(Dataset listings of figures)

-=-=-=-=-

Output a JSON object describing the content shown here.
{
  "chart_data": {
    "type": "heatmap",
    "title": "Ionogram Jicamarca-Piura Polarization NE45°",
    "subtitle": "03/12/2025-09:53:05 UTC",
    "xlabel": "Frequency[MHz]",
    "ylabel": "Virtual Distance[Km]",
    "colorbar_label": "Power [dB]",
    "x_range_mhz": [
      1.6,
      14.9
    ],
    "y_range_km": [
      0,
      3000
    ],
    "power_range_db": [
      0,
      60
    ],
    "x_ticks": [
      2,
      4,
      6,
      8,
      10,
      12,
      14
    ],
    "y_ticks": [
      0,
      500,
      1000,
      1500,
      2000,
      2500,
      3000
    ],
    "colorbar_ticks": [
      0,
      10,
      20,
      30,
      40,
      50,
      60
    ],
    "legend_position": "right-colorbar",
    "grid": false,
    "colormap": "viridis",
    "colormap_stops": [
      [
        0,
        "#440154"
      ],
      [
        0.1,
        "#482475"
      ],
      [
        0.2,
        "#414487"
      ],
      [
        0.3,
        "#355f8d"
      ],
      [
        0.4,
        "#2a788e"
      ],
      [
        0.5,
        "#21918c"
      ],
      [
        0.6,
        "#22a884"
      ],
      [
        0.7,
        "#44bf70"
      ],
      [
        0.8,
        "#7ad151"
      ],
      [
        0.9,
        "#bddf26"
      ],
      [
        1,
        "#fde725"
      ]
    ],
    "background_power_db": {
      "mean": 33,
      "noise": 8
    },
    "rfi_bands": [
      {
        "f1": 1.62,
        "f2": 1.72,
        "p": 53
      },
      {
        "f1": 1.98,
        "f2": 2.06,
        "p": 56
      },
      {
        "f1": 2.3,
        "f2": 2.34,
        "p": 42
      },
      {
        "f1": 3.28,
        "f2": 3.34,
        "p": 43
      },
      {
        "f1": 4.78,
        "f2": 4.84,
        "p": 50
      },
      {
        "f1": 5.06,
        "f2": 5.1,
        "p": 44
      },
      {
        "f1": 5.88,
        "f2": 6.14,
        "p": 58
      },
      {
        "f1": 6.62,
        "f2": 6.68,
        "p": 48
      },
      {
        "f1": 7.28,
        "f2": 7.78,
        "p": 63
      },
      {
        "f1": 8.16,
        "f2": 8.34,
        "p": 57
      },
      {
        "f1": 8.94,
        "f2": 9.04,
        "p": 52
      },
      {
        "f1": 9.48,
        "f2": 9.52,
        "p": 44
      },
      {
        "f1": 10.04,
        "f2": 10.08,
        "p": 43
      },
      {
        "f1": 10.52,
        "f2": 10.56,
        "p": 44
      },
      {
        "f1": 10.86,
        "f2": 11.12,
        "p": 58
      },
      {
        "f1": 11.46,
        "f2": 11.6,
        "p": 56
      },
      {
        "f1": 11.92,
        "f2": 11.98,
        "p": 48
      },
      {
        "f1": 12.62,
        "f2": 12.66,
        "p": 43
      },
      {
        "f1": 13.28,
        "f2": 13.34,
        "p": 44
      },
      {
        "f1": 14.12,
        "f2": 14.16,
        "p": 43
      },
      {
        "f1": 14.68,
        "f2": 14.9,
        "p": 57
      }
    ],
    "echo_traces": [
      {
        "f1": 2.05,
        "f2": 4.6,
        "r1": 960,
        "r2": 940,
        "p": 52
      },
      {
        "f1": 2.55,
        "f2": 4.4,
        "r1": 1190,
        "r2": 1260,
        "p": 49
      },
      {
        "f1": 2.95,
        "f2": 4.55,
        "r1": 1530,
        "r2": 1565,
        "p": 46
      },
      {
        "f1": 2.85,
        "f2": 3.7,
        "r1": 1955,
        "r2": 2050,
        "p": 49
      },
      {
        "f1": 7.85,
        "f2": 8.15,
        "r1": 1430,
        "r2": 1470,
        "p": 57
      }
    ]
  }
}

-=-=-=-=-

**EXERCISE:**
Each line above must be reproduced exactly as it stands.

**WRITTEN ANSWER:**
Output a JSON object describing the content shown here.
{
  "chart_data": {
    "type": "heatmap",
    "title": "Ionogram Jicamarca-Piura Polarization NE45°",
    "subtitle": "03/12/2025-09:53:05 UTC",
    "xlabel": "Frequency[MHz]",
    "ylabel": "Virtual Distance[Km]",
    "colorbar_label": "Power [dB]",
    "x_range_mhz": [
      1.6,
      14.9
    ],
    "y_range_km": [
      0,
      3000
    ],
    "power_range_db": [
      0,
      60
    ],
    "x_ticks": [
      2,
      4,
      6,
      8,
      10,
      12,
      14
    ],
    "y_ticks": [
      0,
      500,
      1000,
      1500,
      2000,
      2500,
      3000
    ],
    "colorbar_ticks": [
      0,
      10,
      20,
      30,
      40,
      50,
      60
    ],
    "legend_position": "right-colorbar",
    "grid": false,
    "colormap": "viridis",
    "colormap_stops": [
      [
        0,
        "#440154"
      ],
      [
        0.1,
        "#482475"
      ],
      [
        0.2,
        "#414487"
      ],
      [
        0.3,
        "#355f8d"
      ],
      [
        0.4,
        "#2a788e"
      ],
      [
        0.5,
        "#21918c"
      ],
      [
        0.6,
        "#22a884"
      ],
      [
        0.7,
        "#44bf70"
      ],
      [
        0.8,
        "#7ad151"
      ],
      [
        0.9,
        "#bddf26"
      ],
      [
        1,
        "#fde725"
      ]
    ],
    "background_power_db": {
      "mean": 33,
      "noise": 8
    },
    "rfi_bands": [
      {
        "f1": 1.62,
        "f2": 1.72,
        "p": 53
      },
      {
        "f1": 1.98,
        "f2": 2.06,
        "p": 56
      },
      {
        "f1": 2.3,
        "f2": 2.34,
        "p": 42
      },
      {
        "f1": 3.28,
        "f2": 3.34,
        "p": 43
      },
      {
        "f1": 4.78,
        "f2": 4.84,
        "p": 50
      },
      {
        "f1": 5.06,
        "f2": 5.1,
        "p": 44
      },
      {
        "f1": 5.88,
        "f2": 6.14,
        "p": 58
      },
      {
        "f1": 6.62,
        "f2": 6.68,
        "p": 48
      },
      {
        "f1": 7.28,
        "f2": 7.78,
        "p": 63
      },
      {
        "f1": 8.16,
        "f2": 8.34,
        "p": 57
      },
      {
        "f1": 8.94,
        "f2": 9.04,
        "p": 52
      },
      {
        "f1": 9.48,
        "f2": 9.52,
        "p": 44
      },
      {
        "f1": 10.04,
        "f2": 10.08,
        "p": 43
      },
      {
        "f1": 10.52,
        "f2": 10.56,
        "p": 44
      },
      {
        "f1": 10.86,
        "f2": 11.12,
        "p": 58
      },
      {
        "f1": 11.46,
        "f2": 11.6,
        "p": 56
      },
      {
        "f1": 11.92,
        "f2": 11.98,
        "p": 48
      },
      {
        "f1": 12.62,
        "f2": 12.66,
        "p": 43
      },
      {
        "f1": 13.28,
        "f2": 13.34,
        "p": 44
      },
      {
        "f1": 14.12,
        "f2": 14.16,
        "p": 43
      },
      {
        "f1": 14.68,
        "f2": 14.9,
        "p": 57
      }
    ],
    "echo_traces": [
      {
        "f1": 2.05,
        "f2": 4.6,
        "r1": 960,
        "r2": 940,
        "p": 52
      },
      {
        "f1": 2.55,
        "f2": 4.4,
        "r1": 1190,
        "r2": 1260,
        "p": 49
      },
      {
        "f1": 2.95,
        "f2": 4.55,
        "r1": 1530,
        "r2": 1565,
        "p": 46
      },
      {
        "f1": 2.85,
        "f2": 3.7,
        "r1": 1955,
        "r2": 2050,
        "p": 49
      },
      {
        "f1": 7.85,
        "f2": 8.15,
        "r1": 1430,
        "r2": 1470,
        "p": 57
      }
    ]
  }
}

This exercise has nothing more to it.